* Exercise instructions *
How many lines in the records below contain the word "this"? Answer with the number alone.

* Data supplied *
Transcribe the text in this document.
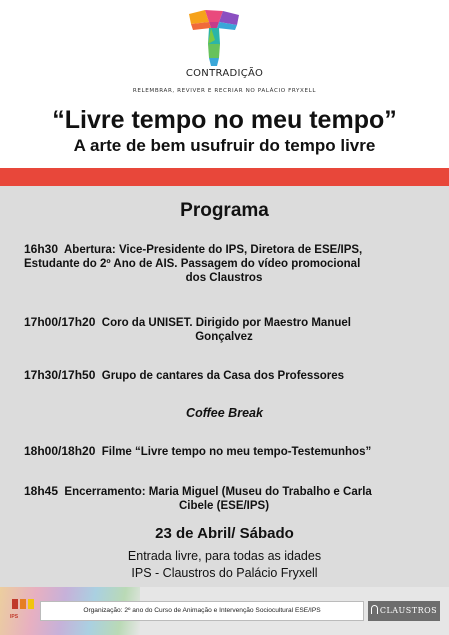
CONTRADIÇÃO
RELEMBRAR, REVIVER E RECRIAR NO PALÁCIO FRYXELL
“Livre tempo no meu tempo”
A arte de bem usufruir do tempo livre
Programa
16h30 Abertura: Vice-Presidente do IPS, Diretora de ESE/IPS,
Estudante do 2º Ano de AIS. Passagem do vídeo promocional
dos Claustros
17h00/17h20 Coro da UNISET. Dirigido por Maestro Manuel
Gonçalvez
17h30/17h50 Grupo de cantares da Casa dos Professores
Coffee Break
18h00/18h20 Filme “Livre tempo no meu tempo-Testemunhos”
18h45 Encerramento: Maria Miguel (Museu do Trabalho e Carla
Cibele (ESE/IPS)
23 de Abril/ Sábado
Entrada livre, para todas as idades
IPS - Claustros do Palácio Fryxell
IPS
Organização: 2º ano do Curso de Animação e Intervenção Sociocultural ESE/IPS	CLAUSTROS
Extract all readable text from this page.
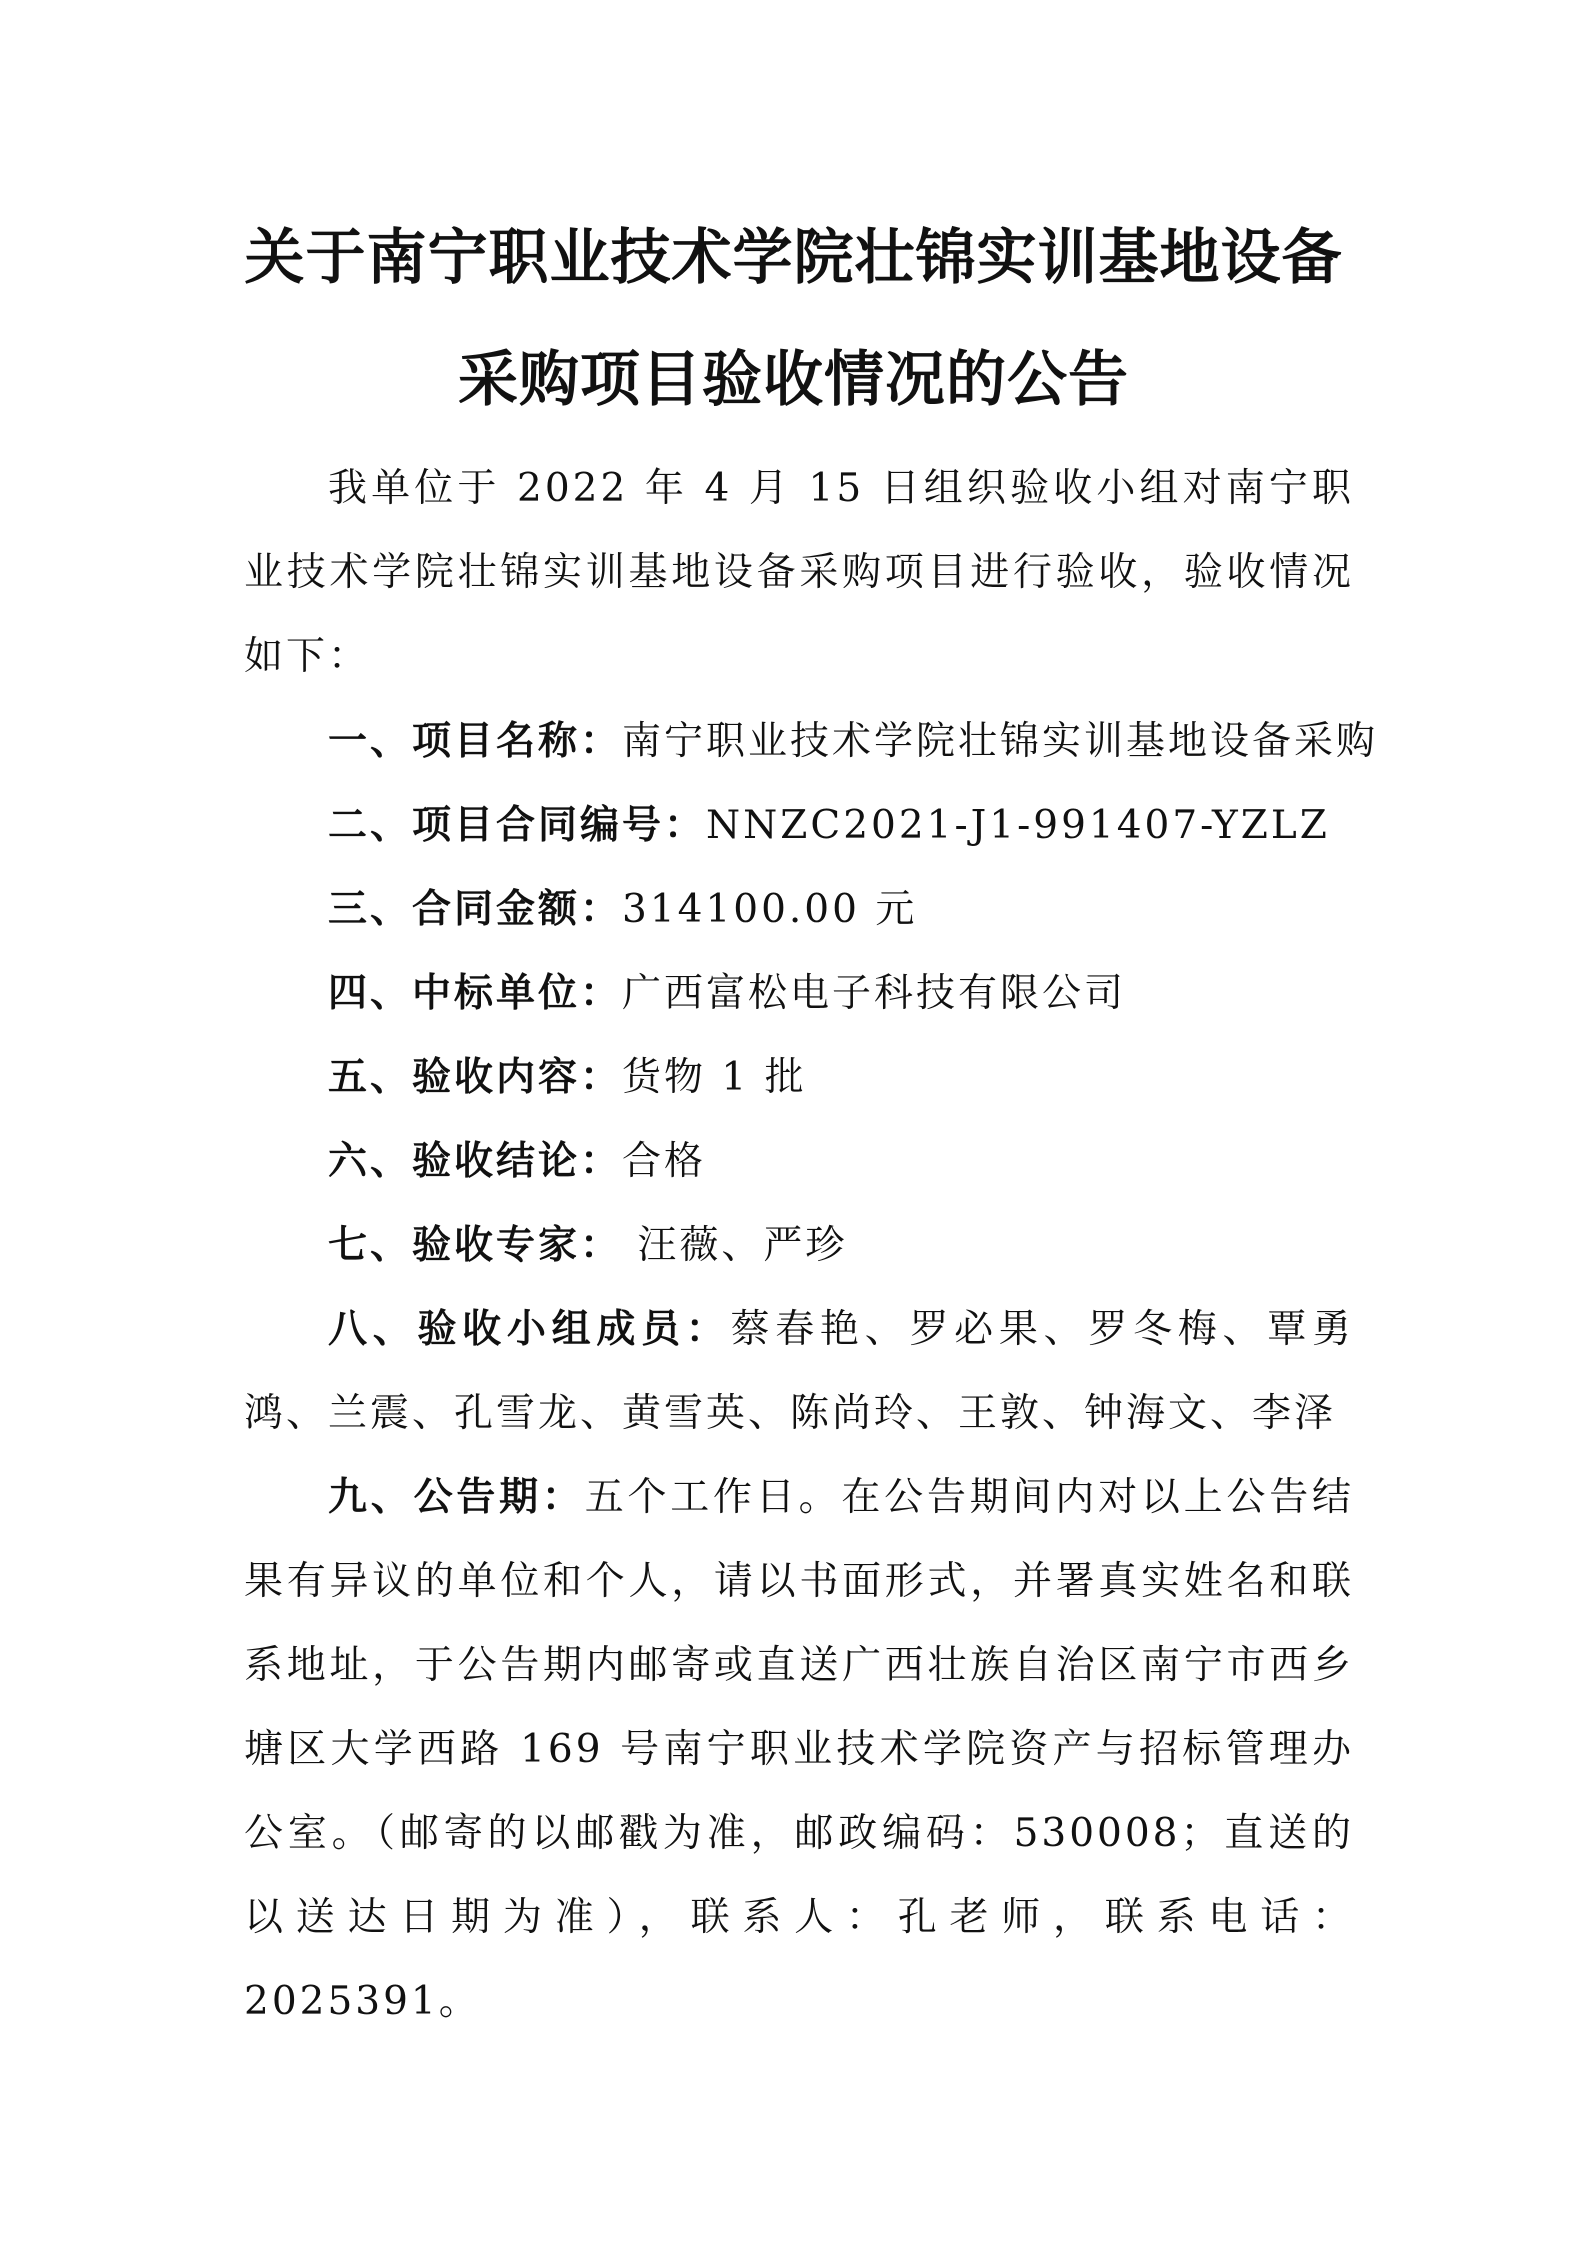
关于南宁职业技术学院壮锦实训基地设备
采购项目验收情况的公告
我单位于 2022 年 4 月 15 日组织验收小组对南宁职业技术学院壮锦实训基地设备采购项目进行验收，验收情况如下：
一、项目名称：南宁职业技术学院壮锦实训基地设备采购
二、项目合同编号：NNZC2021-J1-991407-YZLZ
三、合同金额：314100.00 元
四、中标单位：广西富松电子科技有限公司
五、验收内容：货物 1 批
六、验收结论：合格
七、验收专家： 汪薇、严珍
八、验收小组成员：蔡春艳、罗必果、罗冬梅、覃勇鸿、兰震、孔雪龙、黄雪英、陈尚玲、王敦、钟海文、李泽
九、公告期：五个工作日。在公告期间内对以上公告结果有异议的单位和个人，请以书面形式，并署真实姓名和联系地址，于公告期内邮寄或直送广西壮族自治区南宁市西乡塘区大学西路 169 号南宁职业技术学院资产与招标管理办公室。（邮寄的以邮戳为准，邮政编码：530008；直送的以送达日期为准），联系人：孔老师，联系电话：2025391。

* Final result *
2